◆ Your instructions:
Tally the lines that include "JSON". Output the number only.
-=-=-=-=-
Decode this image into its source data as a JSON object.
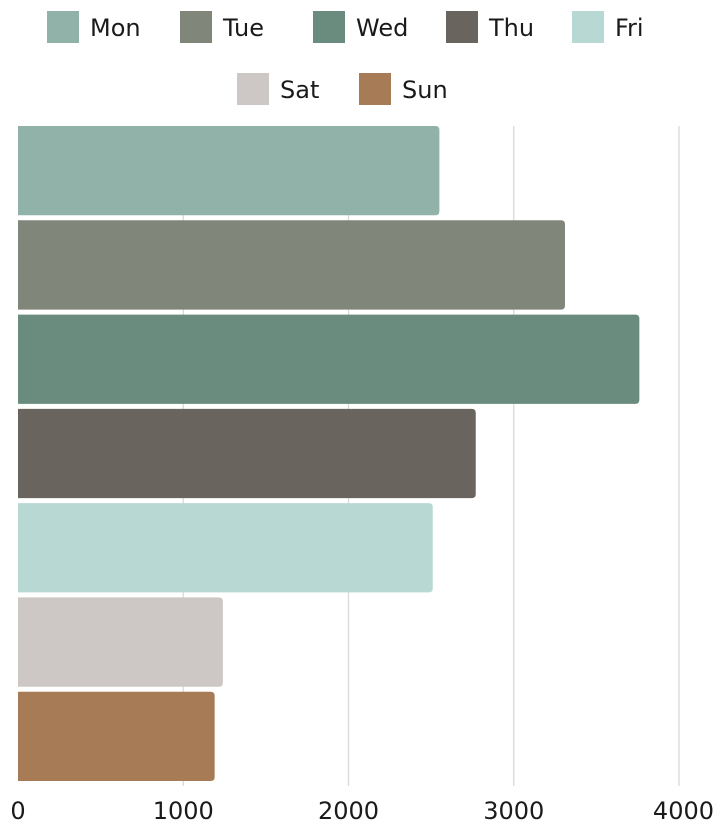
{
  "chart_data": {
    "type": "bar",
    "orientation": "horizontal",
    "series": [
      {
        "name": "Mon",
        "value": 2550,
        "color": "#90b2a8"
      },
      {
        "name": "Tue",
        "value": 3310,
        "color": "#80877a"
      },
      {
        "name": "Wed",
        "value": 3760,
        "color": "#6a8c7e"
      },
      {
        "name": "Thu",
        "value": 2770,
        "color": "#69645d"
      },
      {
        "name": "Fri",
        "value": 2510,
        "color": "#b8d9d3"
      },
      {
        "name": "Sat",
        "value": 1240,
        "color": "#cdc8c6"
      },
      {
        "name": "Sun",
        "value": 1190,
        "color": "#a67b56"
      }
    ],
    "xlim": [
      0,
      4000
    ],
    "x_ticks": [
      "0",
      "1000",
      "2000",
      "3000",
      "4000"
    ],
    "grid": true,
    "legend_position": "top"
  }
}
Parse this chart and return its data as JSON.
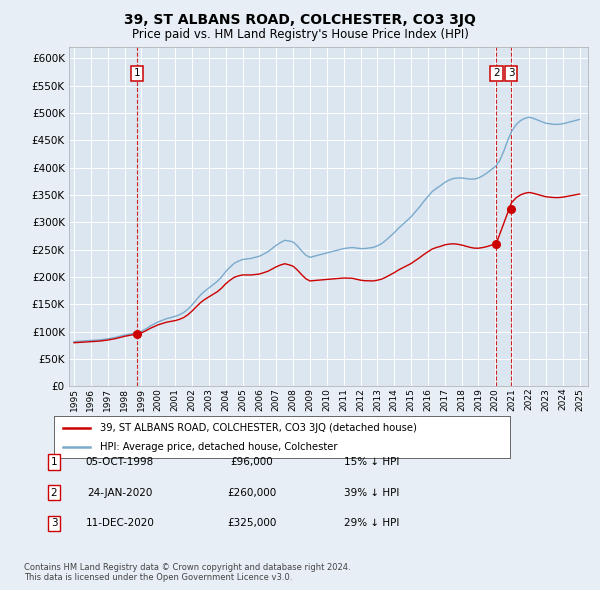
{
  "title": "39, ST ALBANS ROAD, COLCHESTER, CO3 3JQ",
  "subtitle": "Price paid vs. HM Land Registry's House Price Index (HPI)",
  "ylim": [
    0,
    620000
  ],
  "xlim": [
    1994.7,
    2025.5
  ],
  "sales": [
    {
      "date": 1998.75,
      "price": 96000,
      "label": "1"
    },
    {
      "date": 2020.06,
      "price": 260000,
      "label": "2"
    },
    {
      "date": 2020.94,
      "price": 325000,
      "label": "3"
    }
  ],
  "sale_labels_table": [
    {
      "num": "1",
      "date": "05-OCT-1998",
      "price": "£96,000",
      "note": "15% ↓ HPI"
    },
    {
      "num": "2",
      "date": "24-JAN-2020",
      "price": "£260,000",
      "note": "39% ↓ HPI"
    },
    {
      "num": "3",
      "date": "11-DEC-2020",
      "price": "£325,000",
      "note": "29% ↓ HPI"
    }
  ],
  "legend_entries": [
    {
      "label": "39, ST ALBANS ROAD, COLCHESTER, CO3 3JQ (detached house)",
      "color": "#cc0000"
    },
    {
      "label": "HPI: Average price, detached house, Colchester",
      "color": "#6699cc"
    }
  ],
  "footer": "Contains HM Land Registry data © Crown copyright and database right 2024.\nThis data is licensed under the Open Government Licence v3.0.",
  "bg_color": "#e8eef5",
  "plot_bg_color": "#dce6f0",
  "grid_color": "#ffffff",
  "red_line_color": "#cc0000",
  "blue_line_color": "#7aaacc"
}
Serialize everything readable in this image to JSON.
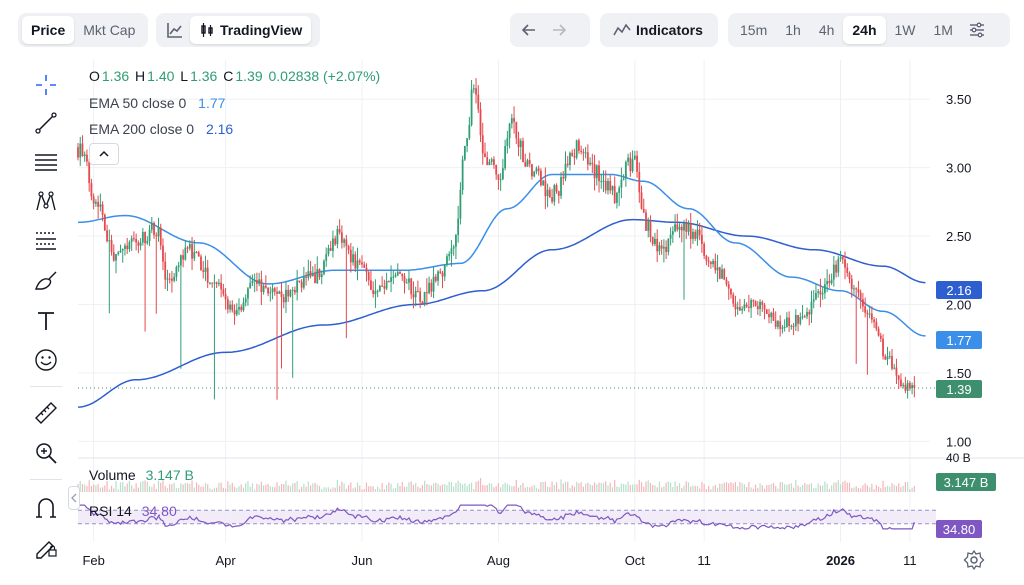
{
  "toolbar": {
    "chart_mode": {
      "price": "Price",
      "mkt_cap": "Mkt Cap"
    },
    "tradingview_label": "TradingView",
    "indicators_label": "Indicators",
    "timeframes": [
      "15m",
      "1h",
      "4h",
      "24h",
      "1W",
      "1M"
    ],
    "active_timeframe": "24h"
  },
  "legend": {
    "ohlc": {
      "o_label": "O",
      "o": "1.36",
      "h_label": "H",
      "h": "1.40",
      "l_label": "L",
      "l": "1.36",
      "c_label": "C",
      "c": "1.39",
      "change": "0.02838 (+2.07%)"
    },
    "ema50": {
      "label": "EMA 50 close 0",
      "value": "1.77"
    },
    "ema200": {
      "label": "EMA 200 close 0",
      "value": "2.16"
    }
  },
  "volume_legend": {
    "label": "Volume",
    "value": "3.147 B"
  },
  "rsi_legend": {
    "label": "RSI 14",
    "value": "34.80"
  },
  "price_tags": {
    "ema200": "2.16",
    "ema50": "1.77",
    "last": "1.39",
    "volume": "3.147 B",
    "rsi": "34.80",
    "volume_axis": "40 B"
  },
  "colors": {
    "up": "#2f9e74",
    "down": "#e5484d",
    "ema50": "#3b8fe8",
    "ema200": "#2d5fd0",
    "rsi": "#7e57c2",
    "last": "#3d8f6d"
  },
  "chart_data": {
    "type": "candlestick",
    "y_ticks": [
      1.0,
      1.5,
      2.0,
      2.5,
      3.0,
      3.5
    ],
    "y_tick_labels": [
      "1.00",
      "1.50",
      "2.00",
      "2.50",
      "3.00",
      "3.50"
    ],
    "ylim": [
      0.9,
      3.75
    ],
    "x_tick_labels": [
      "Feb",
      "Apr",
      "Jun",
      "Aug",
      "Oct",
      "11",
      "2026",
      "11"
    ],
    "x_tick_dates": [
      "2025-02-01",
      "2025-04-01",
      "2025-06-01",
      "2025-08-01",
      "2025-10-01",
      "2025-11-01",
      "2026-01-01",
      "2026-02-01"
    ],
    "x_range": [
      "2025-01-25",
      "2026-02-10"
    ],
    "close_keypoints": [
      [
        "2025-01-25",
        3.15
      ],
      [
        "2025-02-03",
        2.75
      ],
      [
        "2025-02-10",
        2.35
      ],
      [
        "2025-02-20",
        2.45
      ],
      [
        "2025-03-01",
        2.55
      ],
      [
        "2025-03-06",
        2.15
      ],
      [
        "2025-03-15",
        2.4
      ],
      [
        "2025-03-25",
        2.2
      ],
      [
        "2025-04-05",
        1.95
      ],
      [
        "2025-04-15",
        2.15
      ],
      [
        "2025-04-25",
        2.05
      ],
      [
        "2025-05-10",
        2.2
      ],
      [
        "2025-05-22",
        2.5
      ],
      [
        "2025-05-30",
        2.3
      ],
      [
        "2025-06-08",
        2.1
      ],
      [
        "2025-06-18",
        2.2
      ],
      [
        "2025-06-28",
        2.05
      ],
      [
        "2025-07-05",
        2.2
      ],
      [
        "2025-07-12",
        2.45
      ],
      [
        "2025-07-18",
        3.2
      ],
      [
        "2025-07-21",
        3.6
      ],
      [
        "2025-07-26",
        3.1
      ],
      [
        "2025-08-01",
        2.9
      ],
      [
        "2025-08-06",
        3.3
      ],
      [
        "2025-08-15",
        3.0
      ],
      [
        "2025-08-25",
        2.8
      ],
      [
        "2025-09-05",
        3.15
      ],
      [
        "2025-09-15",
        2.95
      ],
      [
        "2025-09-22",
        2.8
      ],
      [
        "2025-09-30",
        3.05
      ],
      [
        "2025-10-06",
        2.6
      ],
      [
        "2025-10-12",
        2.4
      ],
      [
        "2025-10-22",
        2.6
      ],
      [
        "2025-10-28",
        2.5
      ],
      [
        "2025-11-03",
        2.35
      ],
      [
        "2025-11-10",
        2.2
      ],
      [
        "2025-11-17",
        1.95
      ],
      [
        "2025-11-25",
        2.0
      ],
      [
        "2025-12-05",
        1.85
      ],
      [
        "2025-12-15",
        1.9
      ],
      [
        "2025-12-22",
        2.05
      ],
      [
        "2026-01-01",
        2.3
      ],
      [
        "2026-01-08",
        2.1
      ],
      [
        "2026-01-15",
        1.9
      ],
      [
        "2026-01-22",
        1.6
      ],
      [
        "2026-01-29",
        1.4
      ],
      [
        "2026-02-03",
        1.39
      ]
    ],
    "ema50_keypoints": [
      [
        "2025-01-25",
        2.6
      ],
      [
        "2025-02-15",
        2.65
      ],
      [
        "2025-03-20",
        2.45
      ],
      [
        "2025-04-20",
        2.15
      ],
      [
        "2025-05-20",
        2.25
      ],
      [
        "2025-06-20",
        2.25
      ],
      [
        "2025-07-15",
        2.3
      ],
      [
        "2025-08-05",
        2.7
      ],
      [
        "2025-08-25",
        2.95
      ],
      [
        "2025-09-20",
        2.95
      ],
      [
        "2025-10-05",
        2.9
      ],
      [
        "2025-10-25",
        2.7
      ],
      [
        "2025-11-15",
        2.45
      ],
      [
        "2025-12-10",
        2.2
      ],
      [
        "2026-01-01",
        2.1
      ],
      [
        "2026-01-20",
        1.95
      ],
      [
        "2026-02-08",
        1.77
      ]
    ],
    "ema200_keypoints": [
      [
        "2025-01-25",
        1.25
      ],
      [
        "2025-02-20",
        1.45
      ],
      [
        "2025-04-01",
        1.65
      ],
      [
        "2025-05-15",
        1.85
      ],
      [
        "2025-06-25",
        2.0
      ],
      [
        "2025-07-25",
        2.1
      ],
      [
        "2025-08-25",
        2.4
      ],
      [
        "2025-09-30",
        2.62
      ],
      [
        "2025-10-20",
        2.6
      ],
      [
        "2025-11-20",
        2.5
      ],
      [
        "2025-12-20",
        2.4
      ],
      [
        "2026-01-20",
        2.28
      ],
      [
        "2026-02-08",
        2.16
      ]
    ],
    "last_price": 1.39,
    "volume_axis_label": "40 B",
    "volume_last": 3.147,
    "rsi_last": 34.8,
    "rsi_band": [
      30,
      70
    ]
  }
}
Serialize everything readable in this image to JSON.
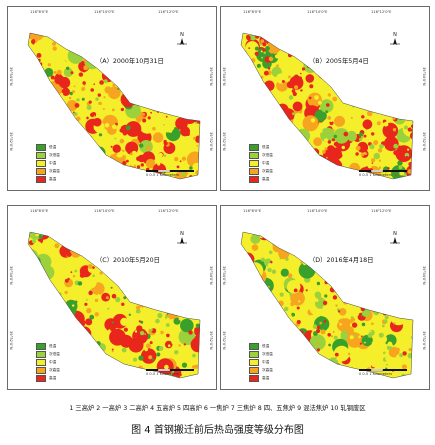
-=-=-=-=-
◆ Expected answer:
4